***** DATA SHOWN *****

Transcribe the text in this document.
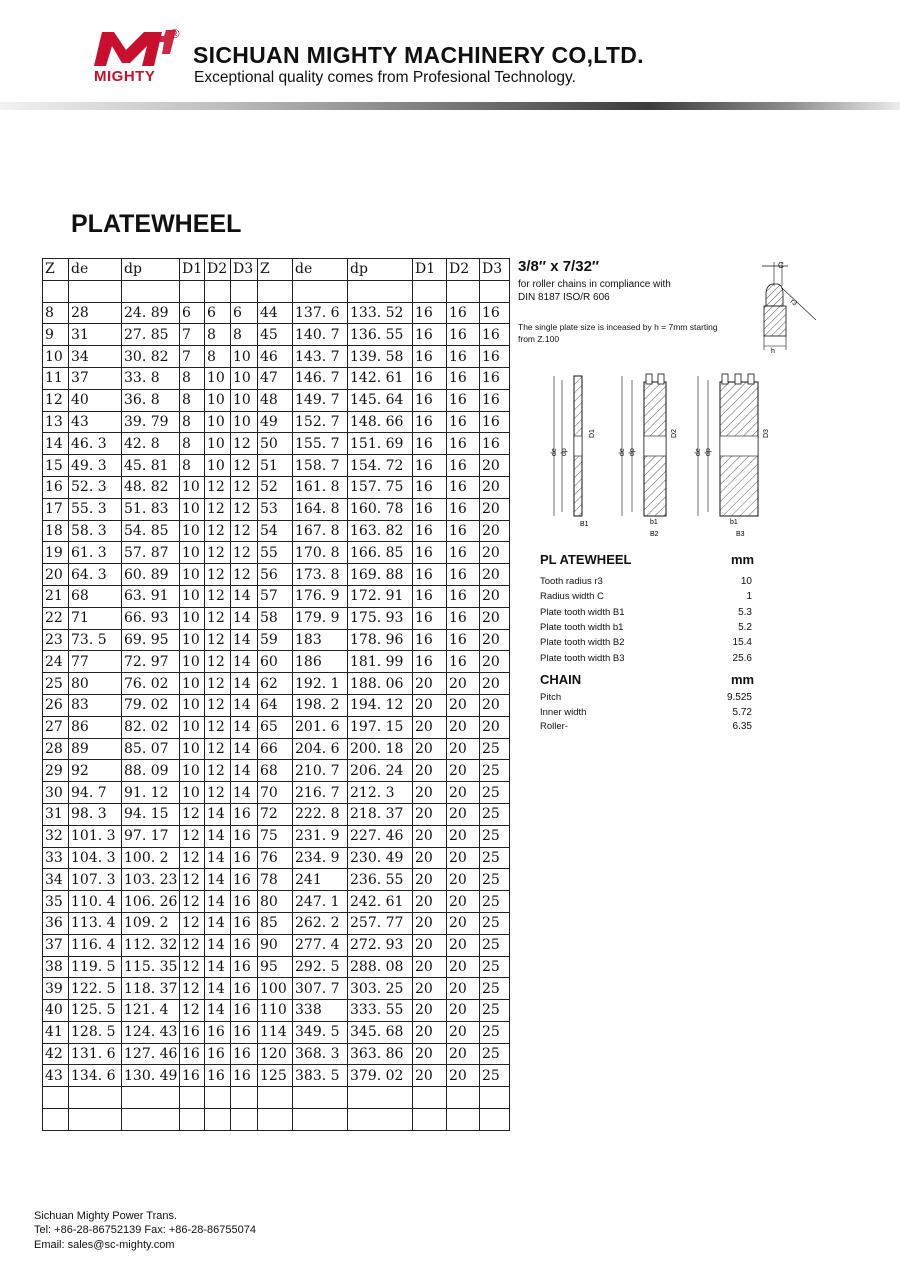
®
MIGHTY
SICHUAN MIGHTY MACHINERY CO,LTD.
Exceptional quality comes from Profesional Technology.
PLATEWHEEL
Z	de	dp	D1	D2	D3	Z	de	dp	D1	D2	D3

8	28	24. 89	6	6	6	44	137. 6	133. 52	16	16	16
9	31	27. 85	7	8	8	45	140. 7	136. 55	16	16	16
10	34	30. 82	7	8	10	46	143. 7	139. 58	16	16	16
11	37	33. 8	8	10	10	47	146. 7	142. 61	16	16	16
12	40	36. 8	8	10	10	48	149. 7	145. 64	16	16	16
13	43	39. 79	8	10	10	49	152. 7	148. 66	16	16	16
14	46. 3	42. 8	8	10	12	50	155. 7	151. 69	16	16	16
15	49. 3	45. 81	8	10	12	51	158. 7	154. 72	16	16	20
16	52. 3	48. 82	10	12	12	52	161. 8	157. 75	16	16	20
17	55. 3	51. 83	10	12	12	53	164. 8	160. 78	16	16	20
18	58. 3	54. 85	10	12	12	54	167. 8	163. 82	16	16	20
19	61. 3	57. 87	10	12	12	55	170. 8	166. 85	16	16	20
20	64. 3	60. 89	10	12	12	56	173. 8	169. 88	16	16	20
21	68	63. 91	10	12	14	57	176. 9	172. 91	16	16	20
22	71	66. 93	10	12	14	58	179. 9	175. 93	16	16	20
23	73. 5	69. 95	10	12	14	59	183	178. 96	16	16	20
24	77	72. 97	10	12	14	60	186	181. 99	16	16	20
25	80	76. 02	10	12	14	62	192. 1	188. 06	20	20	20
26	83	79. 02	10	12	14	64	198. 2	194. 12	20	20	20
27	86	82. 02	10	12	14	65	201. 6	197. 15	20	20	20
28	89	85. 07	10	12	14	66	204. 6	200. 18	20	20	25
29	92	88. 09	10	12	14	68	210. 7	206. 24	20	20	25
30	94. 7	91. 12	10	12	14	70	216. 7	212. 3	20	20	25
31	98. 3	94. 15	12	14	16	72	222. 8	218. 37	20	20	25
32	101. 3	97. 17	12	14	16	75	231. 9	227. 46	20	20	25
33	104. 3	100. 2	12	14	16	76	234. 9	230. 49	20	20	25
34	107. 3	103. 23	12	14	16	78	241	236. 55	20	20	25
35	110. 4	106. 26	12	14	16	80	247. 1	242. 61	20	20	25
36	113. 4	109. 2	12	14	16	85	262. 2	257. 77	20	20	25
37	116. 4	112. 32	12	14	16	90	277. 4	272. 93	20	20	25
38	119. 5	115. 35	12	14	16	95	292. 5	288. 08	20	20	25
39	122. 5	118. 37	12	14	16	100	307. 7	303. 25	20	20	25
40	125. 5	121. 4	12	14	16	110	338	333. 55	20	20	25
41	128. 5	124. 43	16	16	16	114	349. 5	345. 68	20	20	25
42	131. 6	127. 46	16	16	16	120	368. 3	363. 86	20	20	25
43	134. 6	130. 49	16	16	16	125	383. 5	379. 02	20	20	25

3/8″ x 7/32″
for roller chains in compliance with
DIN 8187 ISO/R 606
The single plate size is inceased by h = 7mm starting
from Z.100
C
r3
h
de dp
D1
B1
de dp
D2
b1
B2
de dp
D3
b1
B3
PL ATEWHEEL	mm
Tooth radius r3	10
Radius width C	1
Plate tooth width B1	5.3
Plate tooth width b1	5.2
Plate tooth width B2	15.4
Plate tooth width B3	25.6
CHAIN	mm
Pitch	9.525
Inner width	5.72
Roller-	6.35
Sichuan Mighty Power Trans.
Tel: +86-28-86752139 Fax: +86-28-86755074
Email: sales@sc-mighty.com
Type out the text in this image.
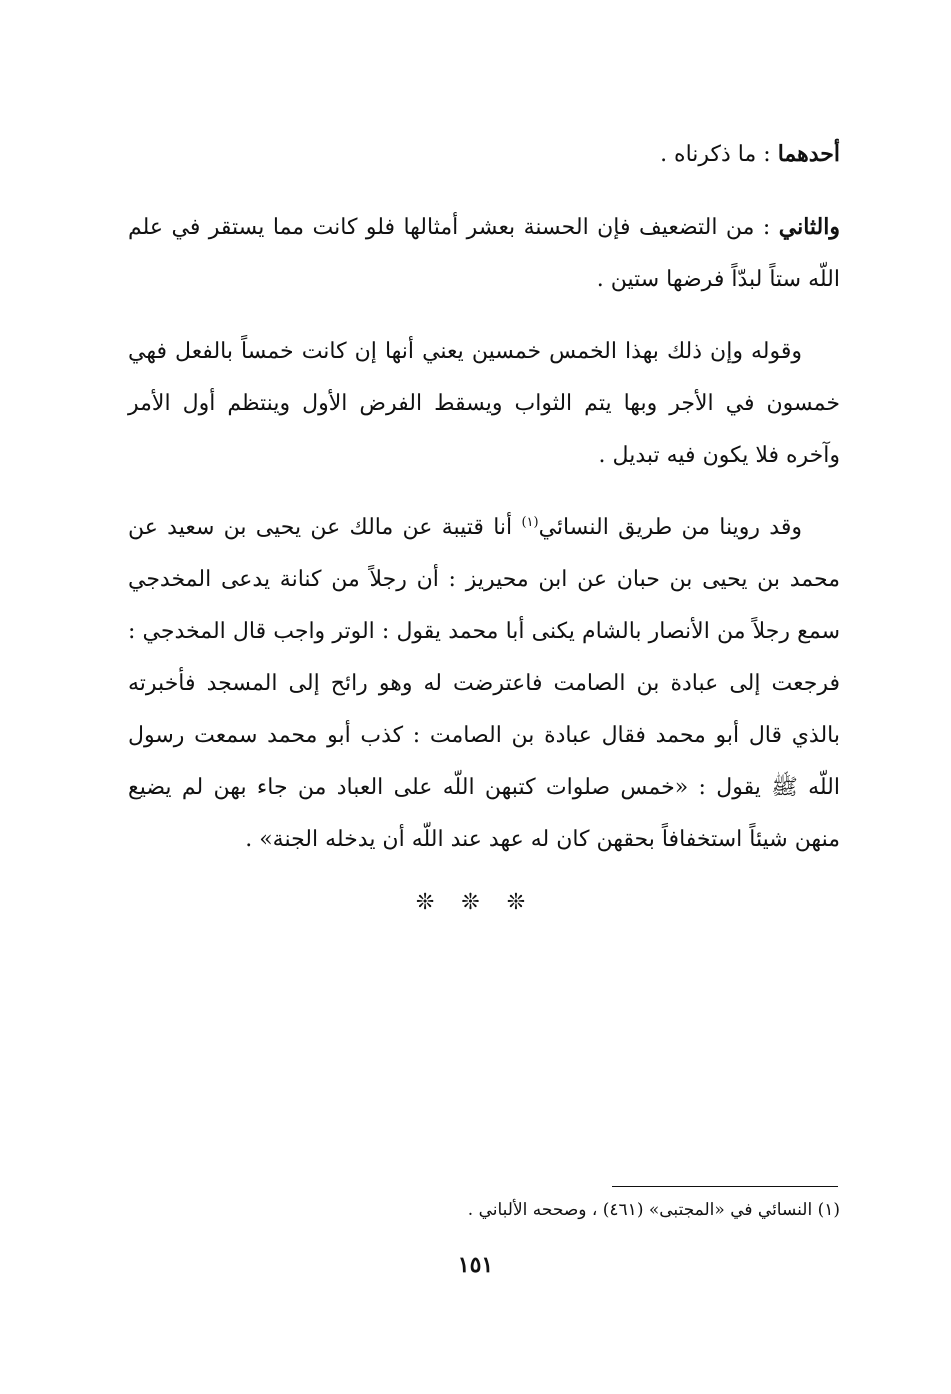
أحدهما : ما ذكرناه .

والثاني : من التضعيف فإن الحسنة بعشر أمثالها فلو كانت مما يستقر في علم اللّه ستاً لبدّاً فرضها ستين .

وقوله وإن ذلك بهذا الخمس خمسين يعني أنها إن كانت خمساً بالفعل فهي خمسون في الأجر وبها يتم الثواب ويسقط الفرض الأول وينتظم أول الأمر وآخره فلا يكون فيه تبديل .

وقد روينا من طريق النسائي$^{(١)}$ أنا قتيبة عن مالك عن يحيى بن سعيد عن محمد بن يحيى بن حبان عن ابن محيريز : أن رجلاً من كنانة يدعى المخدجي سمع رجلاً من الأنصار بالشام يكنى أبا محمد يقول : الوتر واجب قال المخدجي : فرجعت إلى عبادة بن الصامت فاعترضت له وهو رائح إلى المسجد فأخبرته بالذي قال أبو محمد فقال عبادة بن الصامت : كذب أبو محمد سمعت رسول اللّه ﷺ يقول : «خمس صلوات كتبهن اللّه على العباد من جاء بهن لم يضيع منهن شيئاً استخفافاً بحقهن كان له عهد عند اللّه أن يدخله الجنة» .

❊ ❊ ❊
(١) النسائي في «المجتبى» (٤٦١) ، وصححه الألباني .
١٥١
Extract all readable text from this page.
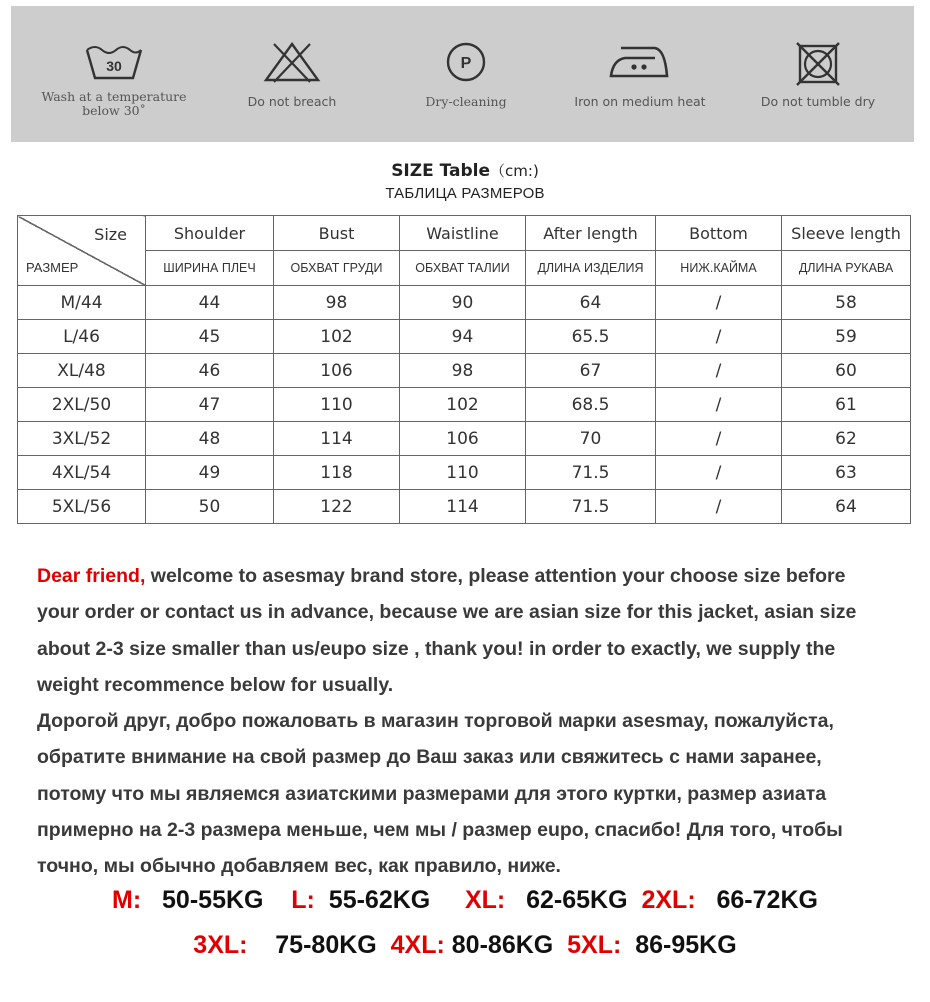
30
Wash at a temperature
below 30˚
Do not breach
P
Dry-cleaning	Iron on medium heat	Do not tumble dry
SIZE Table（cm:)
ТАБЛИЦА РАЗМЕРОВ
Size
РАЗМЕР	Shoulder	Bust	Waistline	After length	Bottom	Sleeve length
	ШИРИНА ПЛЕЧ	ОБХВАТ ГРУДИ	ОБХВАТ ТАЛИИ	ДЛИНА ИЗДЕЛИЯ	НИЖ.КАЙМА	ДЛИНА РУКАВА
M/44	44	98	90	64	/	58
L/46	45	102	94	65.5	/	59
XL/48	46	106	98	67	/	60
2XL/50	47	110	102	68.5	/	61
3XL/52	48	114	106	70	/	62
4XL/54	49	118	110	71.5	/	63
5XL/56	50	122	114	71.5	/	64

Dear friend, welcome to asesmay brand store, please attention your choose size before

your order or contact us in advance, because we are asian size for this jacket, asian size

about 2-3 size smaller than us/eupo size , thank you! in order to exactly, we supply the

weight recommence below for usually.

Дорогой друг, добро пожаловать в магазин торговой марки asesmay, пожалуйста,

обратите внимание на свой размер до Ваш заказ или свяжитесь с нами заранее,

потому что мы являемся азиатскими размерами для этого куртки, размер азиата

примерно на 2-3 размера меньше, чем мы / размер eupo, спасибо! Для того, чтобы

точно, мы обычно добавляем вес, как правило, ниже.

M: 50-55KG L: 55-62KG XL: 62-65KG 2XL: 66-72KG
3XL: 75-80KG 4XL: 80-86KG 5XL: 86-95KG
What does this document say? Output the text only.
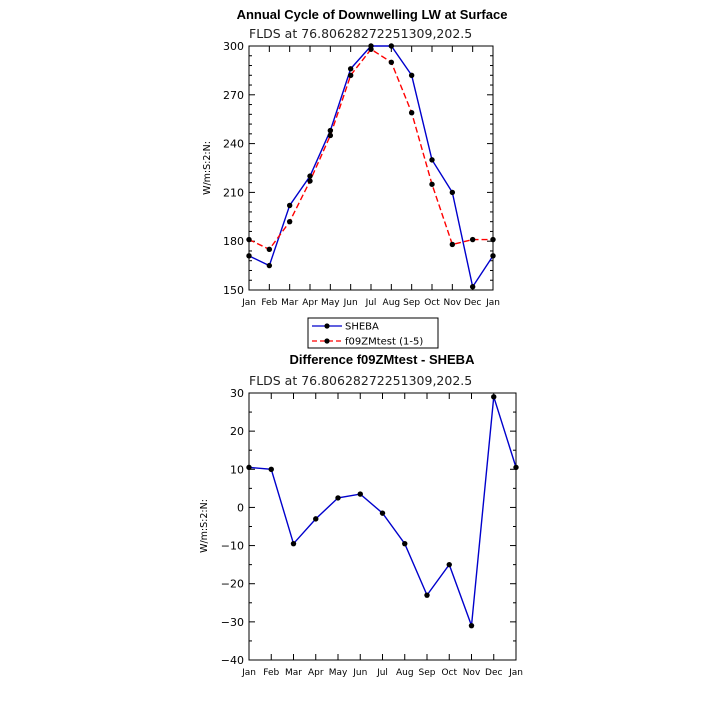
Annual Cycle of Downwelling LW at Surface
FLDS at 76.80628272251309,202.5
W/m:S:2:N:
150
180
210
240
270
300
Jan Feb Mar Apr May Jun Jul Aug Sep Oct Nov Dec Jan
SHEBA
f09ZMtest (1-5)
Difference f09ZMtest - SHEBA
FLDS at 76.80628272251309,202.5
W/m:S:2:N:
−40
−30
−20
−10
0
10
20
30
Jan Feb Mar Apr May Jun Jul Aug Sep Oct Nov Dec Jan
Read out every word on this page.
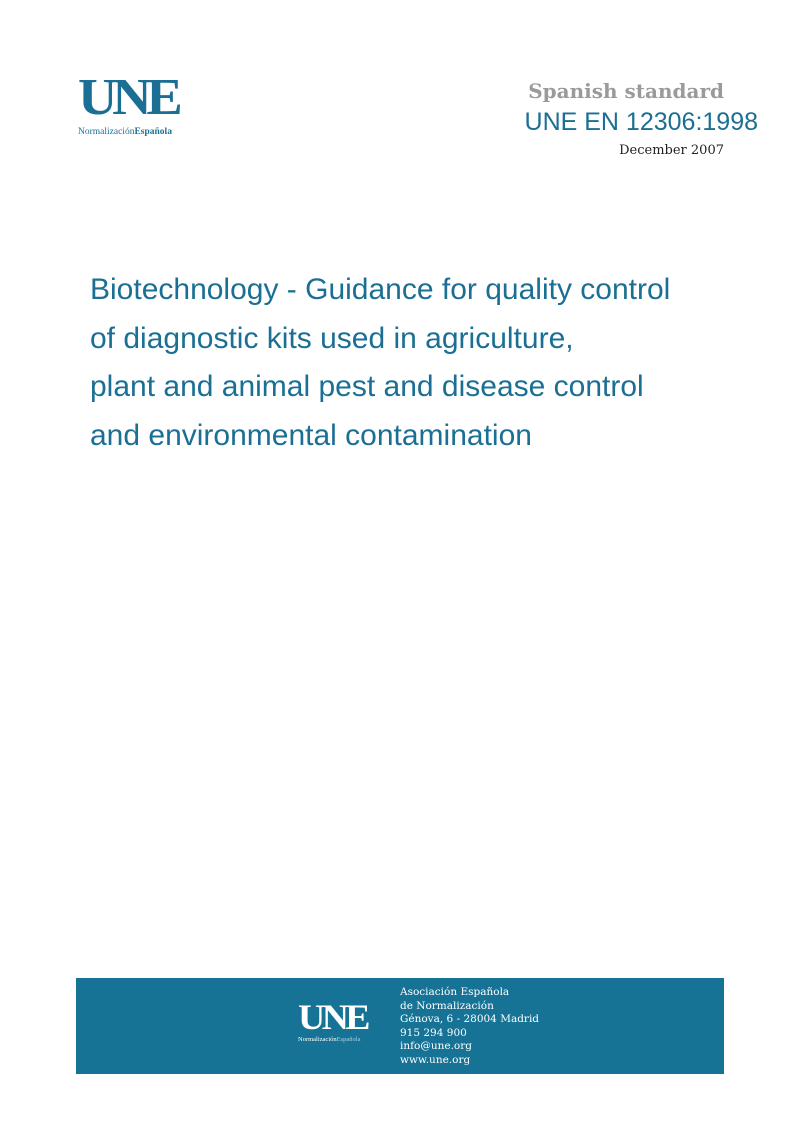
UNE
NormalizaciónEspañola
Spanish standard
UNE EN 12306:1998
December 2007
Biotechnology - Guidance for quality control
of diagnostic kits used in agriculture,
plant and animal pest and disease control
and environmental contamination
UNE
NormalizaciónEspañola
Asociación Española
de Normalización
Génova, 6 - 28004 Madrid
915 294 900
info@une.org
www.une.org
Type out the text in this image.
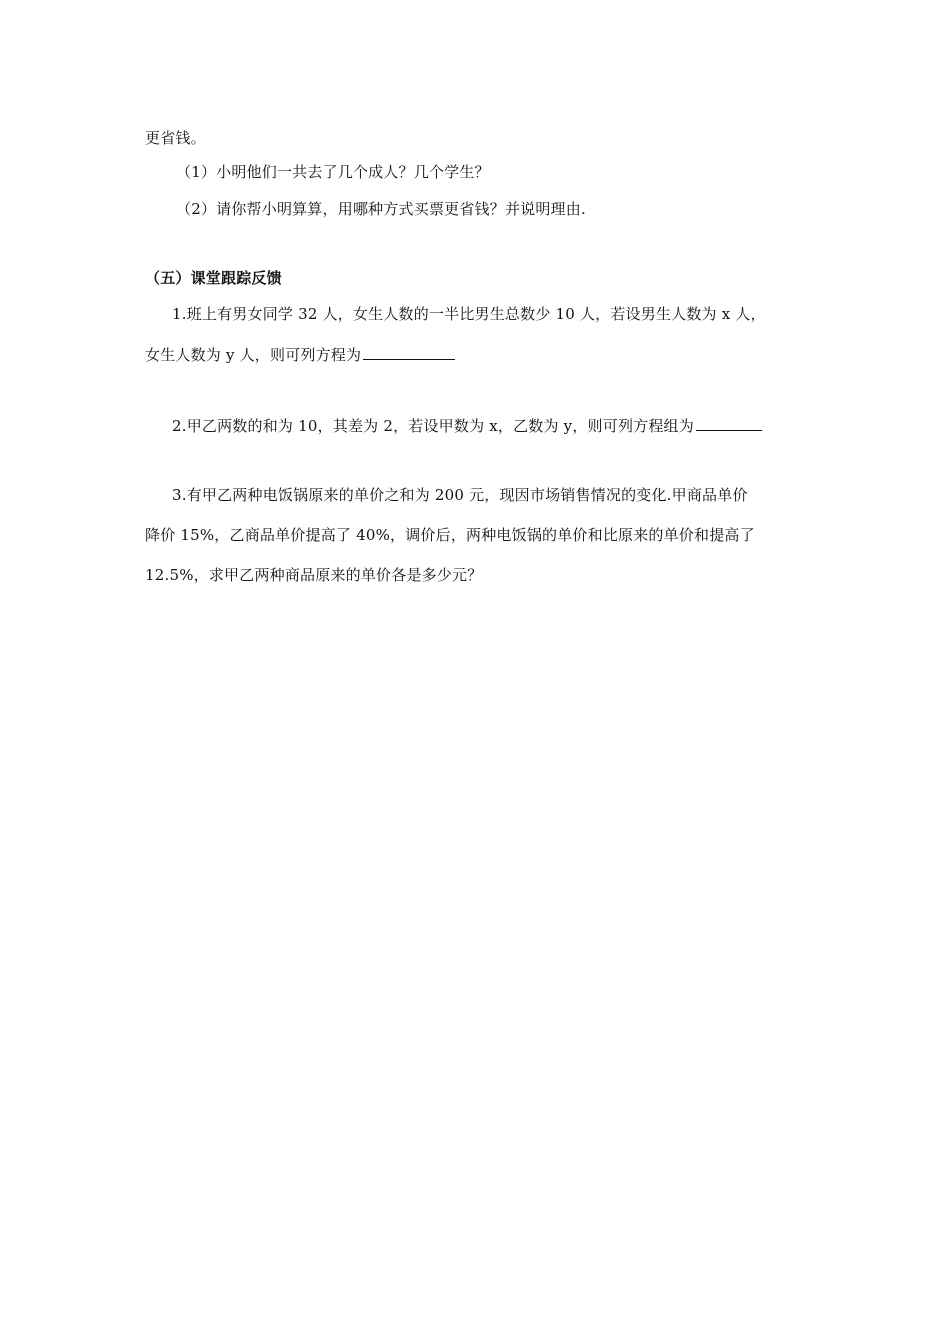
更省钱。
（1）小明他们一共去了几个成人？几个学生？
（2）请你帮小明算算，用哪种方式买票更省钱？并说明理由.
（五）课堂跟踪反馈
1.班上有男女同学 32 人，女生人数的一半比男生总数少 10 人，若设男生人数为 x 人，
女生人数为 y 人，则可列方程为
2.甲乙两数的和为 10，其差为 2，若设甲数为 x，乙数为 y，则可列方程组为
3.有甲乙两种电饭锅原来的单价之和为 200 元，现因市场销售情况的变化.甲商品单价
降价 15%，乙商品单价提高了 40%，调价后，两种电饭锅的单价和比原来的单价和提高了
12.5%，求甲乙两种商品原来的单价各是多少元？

*****

== EXERCISE PROMPT ==
Filter the records for lines holding the string "from". Copy each one.

== WRITTEN RESPONSE ==
Exceptional quality comes from Profesional Technology.
from Z.100
Extract all readable text from this page.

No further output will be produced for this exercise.